Exercise:
In your copy, leave out the pictures and repeat every record exactly.

======== Input data ========

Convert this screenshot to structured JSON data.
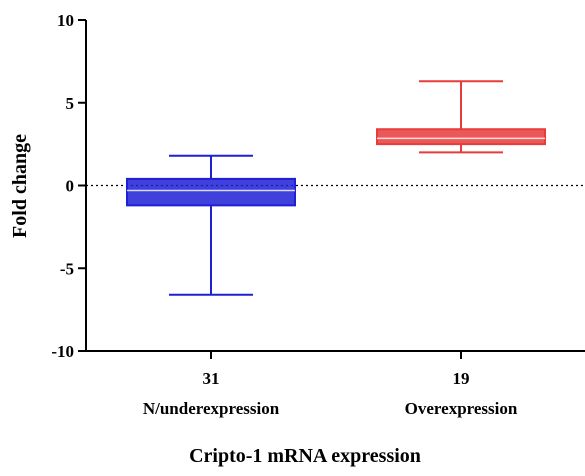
{
  "chart_data": {
    "type": "box",
    "xlabel": "Cripto-1 mRNA expression",
    "ylabel": "Fold change",
    "ylim": [
      -10,
      10
    ],
    "yticks": [
      10,
      5,
      0,
      -5,
      -10
    ],
    "reference_line": 0,
    "grid": false,
    "groups": [
      {
        "count": "31",
        "label": "N/underexpression",
        "color": "#1f1fd6",
        "min": -6.6,
        "q1": -1.2,
        "median": -0.3,
        "q3": 0.4,
        "max": 1.8
      },
      {
        "count": "19",
        "label": "Overexpression",
        "color": "#e83b3b",
        "min": 2.0,
        "q1": 2.5,
        "median": 2.85,
        "q3": 3.4,
        "max": 6.3
      }
    ]
  }
}
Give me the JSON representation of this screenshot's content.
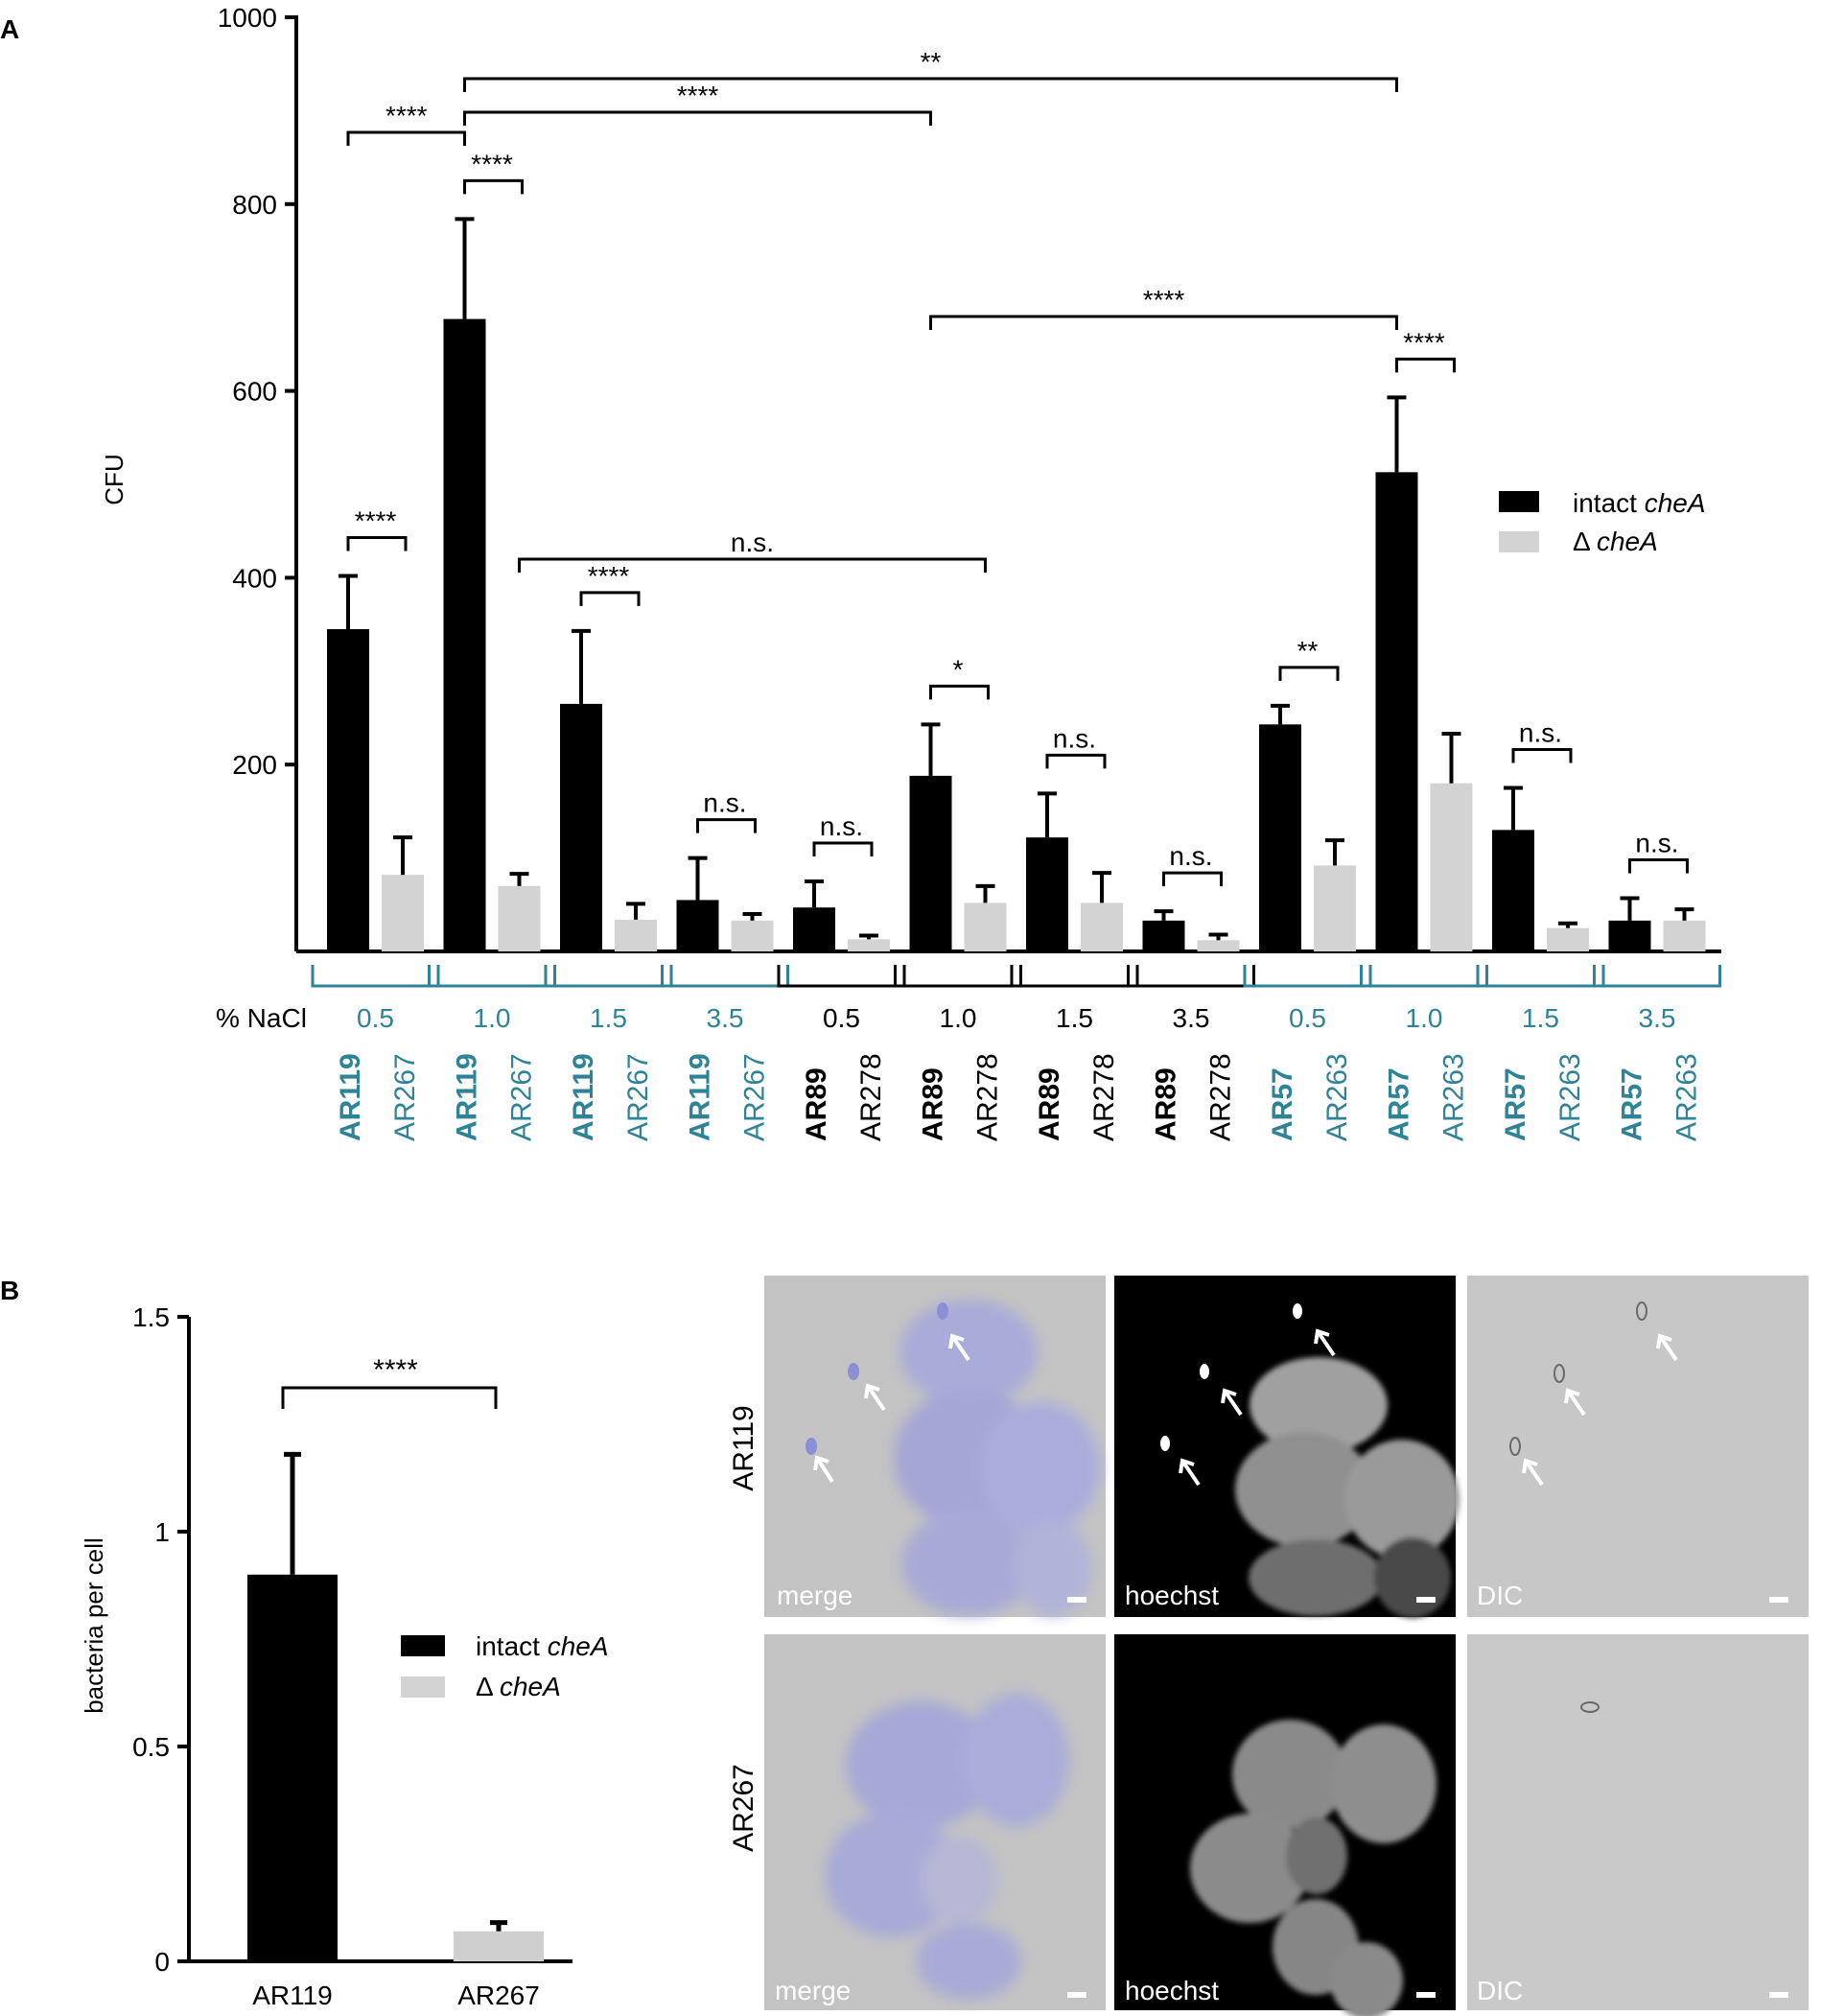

========

Exercise answer:
Convert this screenshot to structured JSON data.
{
  "chart_data": {
    "type": "box",
    "xlabel": "Cripto-1 mRNA expression",
    "ylabel": "Fold change",
    "ylim": [
      -10,
      10
    ],
    "yticks": [
      10,
      5,
      0,
      -5,
      -10
    ],
    "reference_line": 0,
    "grid": false,
    "groups": [
      {
        "count": "31",
        "label": "N/underexpression",
        "color": "#1f1fd6",
        "min": -6.6,
        "q1": -1.2,
        "median": -0.3,
        "q3": 0.4,
        "max": 1.8
      },
      {
        "count": "19",
        "label": "Overexpression",
        "color": "#e83b3b",
        "min": 2.0,
        "q1": 2.5,
        "median": 2.85,
        "q3": 3.4,
        "max": 6.3
      }
    ]
  }
}
Give me the JSON representation of this screenshot's content.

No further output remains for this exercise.